== DATASET RECORDS ==

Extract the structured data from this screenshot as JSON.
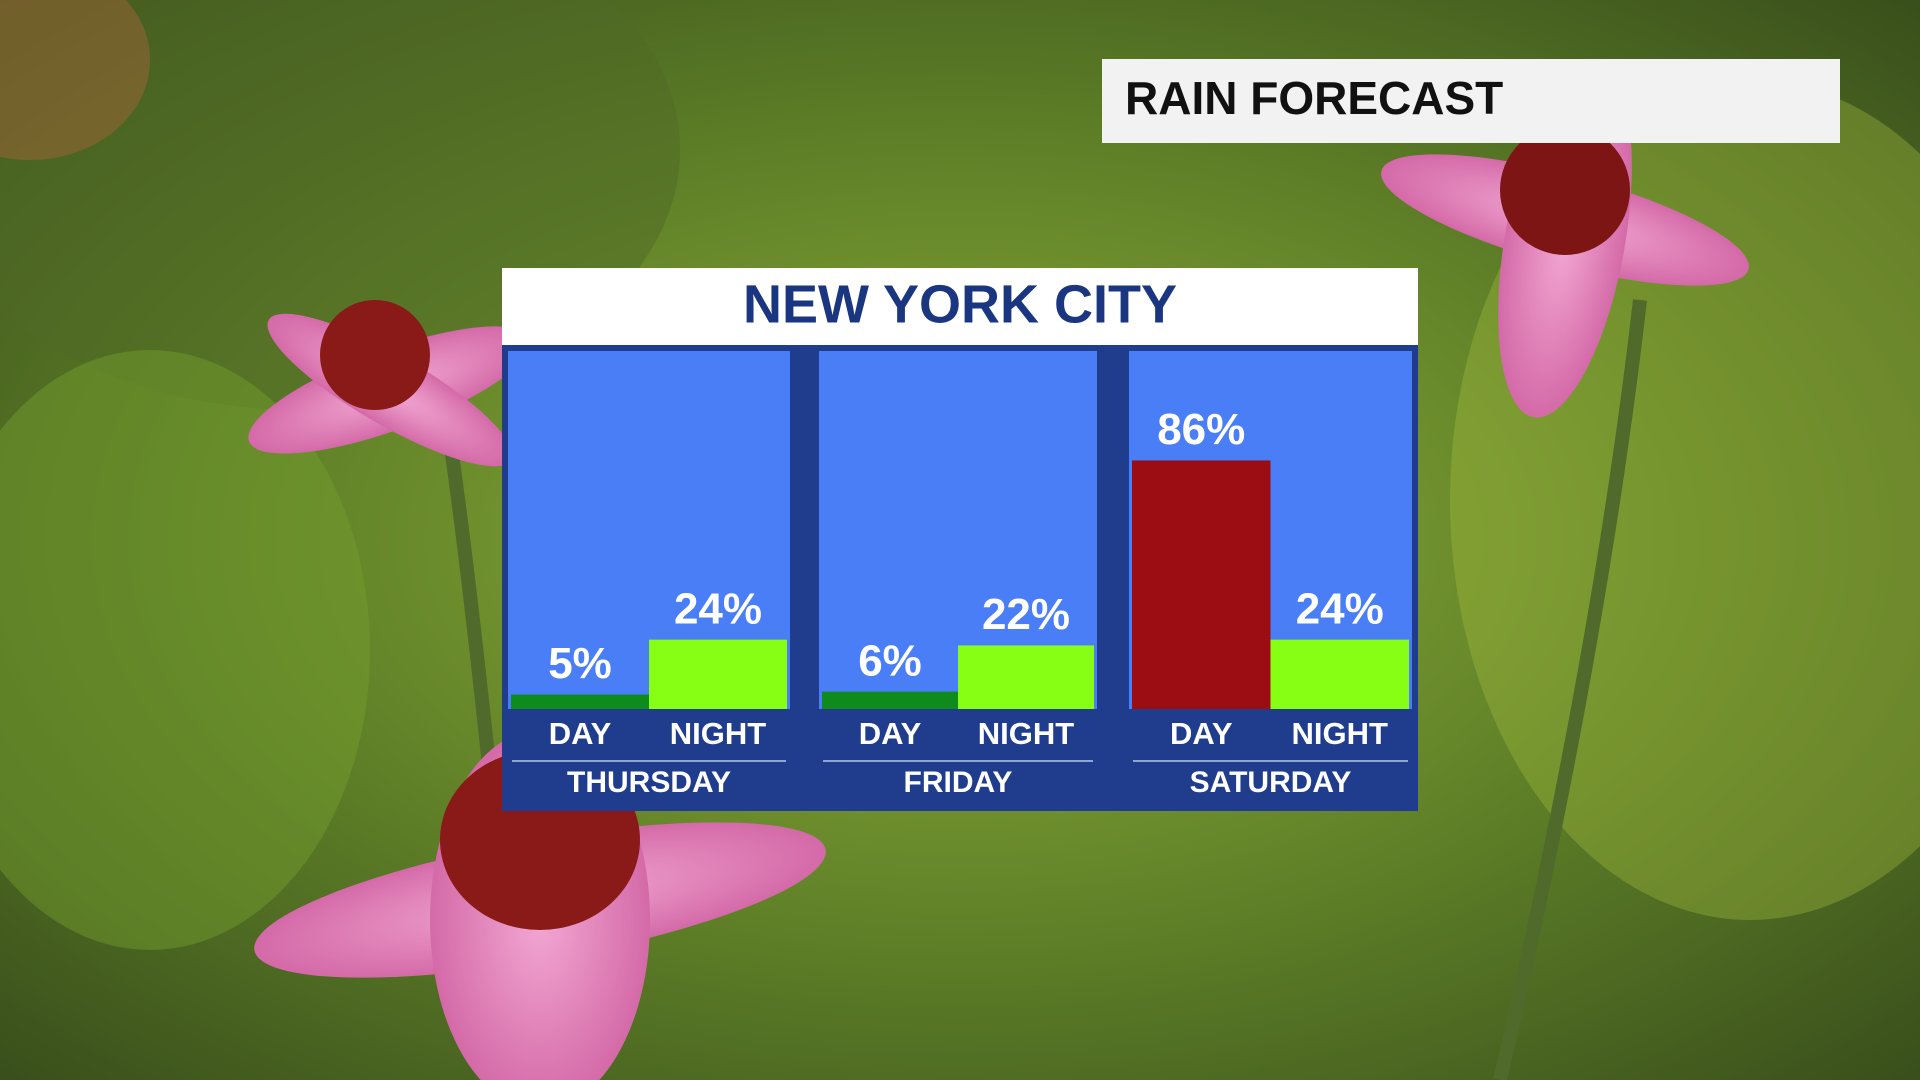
{
  "chart_data": {
    "type": "bar",
    "subtitle": "RAIN FORECAST",
    "title": "NEW YORK CITY",
    "categories": [
      "THURSDAY",
      "FRIDAY",
      "SATURDAY"
    ],
    "series": [
      {
        "name": "DAY",
        "colors": [
          "#0f8a1c",
          "#0f8a1c",
          "#9b0d12"
        ],
        "values": [
          5,
          6,
          86
        ],
        "value_labels": [
          "5%",
          "6%",
          "86%"
        ]
      },
      {
        "name": "NIGHT",
        "colors": [
          "#86ff14",
          "#86ff14",
          "#86ff14"
        ],
        "values": [
          24,
          22,
          24
        ],
        "value_labels": [
          "24%",
          "22%",
          "24%"
        ]
      }
    ],
    "ylim": [
      0,
      100
    ]
  }
}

== WHAT IS BEING ASKED ==
Restate each of the entries above word for word and skip every image.

== TASK SOLUTION ==
Extract the structured data from this screenshot as JSON.
{
  "chart_data": {
    "type": "bar",
    "subtitle": "RAIN FORECAST",
    "title": "NEW YORK CITY",
    "categories": [
      "THURSDAY",
      "FRIDAY",
      "SATURDAY"
    ],
    "series": [
      {
        "name": "DAY",
        "colors": [
          "#0f8a1c",
          "#0f8a1c",
          "#9b0d12"
        ],
        "values": [
          5,
          6,
          86
        ],
        "value_labels": [
          "5%",
          "6%",
          "86%"
        ]
      },
      {
        "name": "NIGHT",
        "colors": [
          "#86ff14",
          "#86ff14",
          "#86ff14"
        ],
        "values": [
          24,
          22,
          24
        ],
        "value_labels": [
          "24%",
          "22%",
          "24%"
        ]
      }
    ],
    "ylim": [
      0,
      100
    ]
  }
}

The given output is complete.